━━ Given data
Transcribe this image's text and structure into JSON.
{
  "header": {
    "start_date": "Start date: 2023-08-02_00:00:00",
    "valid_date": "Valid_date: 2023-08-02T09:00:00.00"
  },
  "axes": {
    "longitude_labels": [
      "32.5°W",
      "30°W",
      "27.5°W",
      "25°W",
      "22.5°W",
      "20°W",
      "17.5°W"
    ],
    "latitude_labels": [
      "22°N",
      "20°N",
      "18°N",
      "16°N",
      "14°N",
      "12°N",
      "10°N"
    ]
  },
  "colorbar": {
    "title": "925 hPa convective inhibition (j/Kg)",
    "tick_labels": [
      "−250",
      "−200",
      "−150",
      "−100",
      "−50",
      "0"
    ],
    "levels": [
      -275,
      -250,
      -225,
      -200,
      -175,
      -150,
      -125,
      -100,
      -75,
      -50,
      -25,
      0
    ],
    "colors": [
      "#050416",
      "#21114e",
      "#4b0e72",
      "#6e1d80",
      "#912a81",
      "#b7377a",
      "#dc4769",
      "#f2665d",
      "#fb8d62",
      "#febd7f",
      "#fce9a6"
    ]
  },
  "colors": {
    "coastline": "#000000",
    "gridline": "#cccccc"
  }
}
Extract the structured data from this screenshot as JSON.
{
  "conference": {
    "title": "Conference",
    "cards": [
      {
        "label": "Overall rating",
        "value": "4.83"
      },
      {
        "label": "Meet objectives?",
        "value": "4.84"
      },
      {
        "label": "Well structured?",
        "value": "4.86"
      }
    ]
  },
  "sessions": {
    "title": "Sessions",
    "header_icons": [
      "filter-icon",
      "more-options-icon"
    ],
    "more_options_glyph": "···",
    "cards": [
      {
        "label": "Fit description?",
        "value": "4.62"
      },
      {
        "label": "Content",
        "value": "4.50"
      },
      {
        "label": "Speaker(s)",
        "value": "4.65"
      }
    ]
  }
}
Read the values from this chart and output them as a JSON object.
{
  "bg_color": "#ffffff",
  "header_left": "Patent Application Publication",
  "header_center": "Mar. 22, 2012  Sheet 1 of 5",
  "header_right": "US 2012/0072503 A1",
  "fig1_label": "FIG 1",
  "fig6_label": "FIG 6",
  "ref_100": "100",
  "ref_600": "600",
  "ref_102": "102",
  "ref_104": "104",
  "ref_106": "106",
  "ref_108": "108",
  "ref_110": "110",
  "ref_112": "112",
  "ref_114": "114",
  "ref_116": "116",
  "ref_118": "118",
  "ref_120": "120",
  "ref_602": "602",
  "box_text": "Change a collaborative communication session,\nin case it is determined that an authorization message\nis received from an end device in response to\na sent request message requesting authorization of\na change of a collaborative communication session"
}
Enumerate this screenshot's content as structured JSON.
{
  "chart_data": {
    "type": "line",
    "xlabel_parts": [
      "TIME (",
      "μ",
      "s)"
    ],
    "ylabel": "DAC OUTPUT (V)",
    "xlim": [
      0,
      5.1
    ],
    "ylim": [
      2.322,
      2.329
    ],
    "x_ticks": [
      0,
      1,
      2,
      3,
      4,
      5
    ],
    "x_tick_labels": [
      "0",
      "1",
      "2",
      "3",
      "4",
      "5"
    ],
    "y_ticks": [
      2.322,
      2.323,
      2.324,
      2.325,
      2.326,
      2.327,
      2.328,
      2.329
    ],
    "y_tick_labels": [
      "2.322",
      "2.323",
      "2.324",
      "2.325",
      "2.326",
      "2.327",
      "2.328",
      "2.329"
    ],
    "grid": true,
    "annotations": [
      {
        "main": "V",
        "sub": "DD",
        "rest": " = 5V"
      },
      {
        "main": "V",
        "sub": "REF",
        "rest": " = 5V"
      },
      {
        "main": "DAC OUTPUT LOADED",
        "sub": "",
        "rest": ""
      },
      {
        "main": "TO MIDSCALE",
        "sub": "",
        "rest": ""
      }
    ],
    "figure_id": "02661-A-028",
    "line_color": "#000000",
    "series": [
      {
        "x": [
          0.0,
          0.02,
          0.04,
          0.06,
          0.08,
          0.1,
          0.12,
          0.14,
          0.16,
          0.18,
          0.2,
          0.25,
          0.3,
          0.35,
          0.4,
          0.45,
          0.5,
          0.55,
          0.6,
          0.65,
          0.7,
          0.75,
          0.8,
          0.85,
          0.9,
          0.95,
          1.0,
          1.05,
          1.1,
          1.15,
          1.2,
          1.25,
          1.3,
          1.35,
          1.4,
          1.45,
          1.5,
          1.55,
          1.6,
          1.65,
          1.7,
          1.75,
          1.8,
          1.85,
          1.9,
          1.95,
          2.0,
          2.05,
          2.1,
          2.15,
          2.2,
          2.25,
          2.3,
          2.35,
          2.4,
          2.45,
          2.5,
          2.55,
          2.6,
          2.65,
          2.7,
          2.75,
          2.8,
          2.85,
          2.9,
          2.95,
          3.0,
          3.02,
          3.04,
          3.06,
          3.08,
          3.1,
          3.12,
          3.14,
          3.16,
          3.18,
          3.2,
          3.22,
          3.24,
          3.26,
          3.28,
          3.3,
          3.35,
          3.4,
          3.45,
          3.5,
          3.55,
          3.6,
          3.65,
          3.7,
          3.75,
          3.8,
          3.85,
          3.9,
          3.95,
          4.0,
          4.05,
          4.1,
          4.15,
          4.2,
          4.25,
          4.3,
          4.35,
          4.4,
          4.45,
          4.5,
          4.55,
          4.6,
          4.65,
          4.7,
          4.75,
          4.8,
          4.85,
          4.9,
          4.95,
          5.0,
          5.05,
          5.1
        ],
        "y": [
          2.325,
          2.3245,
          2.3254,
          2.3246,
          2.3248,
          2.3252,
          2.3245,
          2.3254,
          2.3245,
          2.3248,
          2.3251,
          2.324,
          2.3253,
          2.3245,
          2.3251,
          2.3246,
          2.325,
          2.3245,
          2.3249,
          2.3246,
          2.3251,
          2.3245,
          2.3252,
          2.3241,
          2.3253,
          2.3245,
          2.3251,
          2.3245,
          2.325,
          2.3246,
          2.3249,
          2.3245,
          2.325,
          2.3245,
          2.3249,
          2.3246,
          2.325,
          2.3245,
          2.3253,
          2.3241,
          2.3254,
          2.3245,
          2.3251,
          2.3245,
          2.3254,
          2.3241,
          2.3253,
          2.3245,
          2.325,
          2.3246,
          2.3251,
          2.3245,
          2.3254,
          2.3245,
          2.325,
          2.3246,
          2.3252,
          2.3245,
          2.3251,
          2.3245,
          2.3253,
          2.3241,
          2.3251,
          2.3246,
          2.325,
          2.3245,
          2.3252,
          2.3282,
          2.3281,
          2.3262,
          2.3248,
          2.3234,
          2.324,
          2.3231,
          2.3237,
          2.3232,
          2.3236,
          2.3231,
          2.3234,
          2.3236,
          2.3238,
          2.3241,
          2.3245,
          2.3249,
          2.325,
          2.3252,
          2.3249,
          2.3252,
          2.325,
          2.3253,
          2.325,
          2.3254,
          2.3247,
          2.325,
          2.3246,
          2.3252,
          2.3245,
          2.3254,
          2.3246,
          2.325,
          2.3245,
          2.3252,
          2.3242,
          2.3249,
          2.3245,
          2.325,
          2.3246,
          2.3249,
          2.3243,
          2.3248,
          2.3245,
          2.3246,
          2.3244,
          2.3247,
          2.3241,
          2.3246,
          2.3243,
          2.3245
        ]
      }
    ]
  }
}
━━━━
Problem to solve:
Copy every line of the listing containing the string "title".

Task output:
    "title": "925 hPa convective inhibition (j/Kg)",
    "title": "Conference",
    "title": "Sessions",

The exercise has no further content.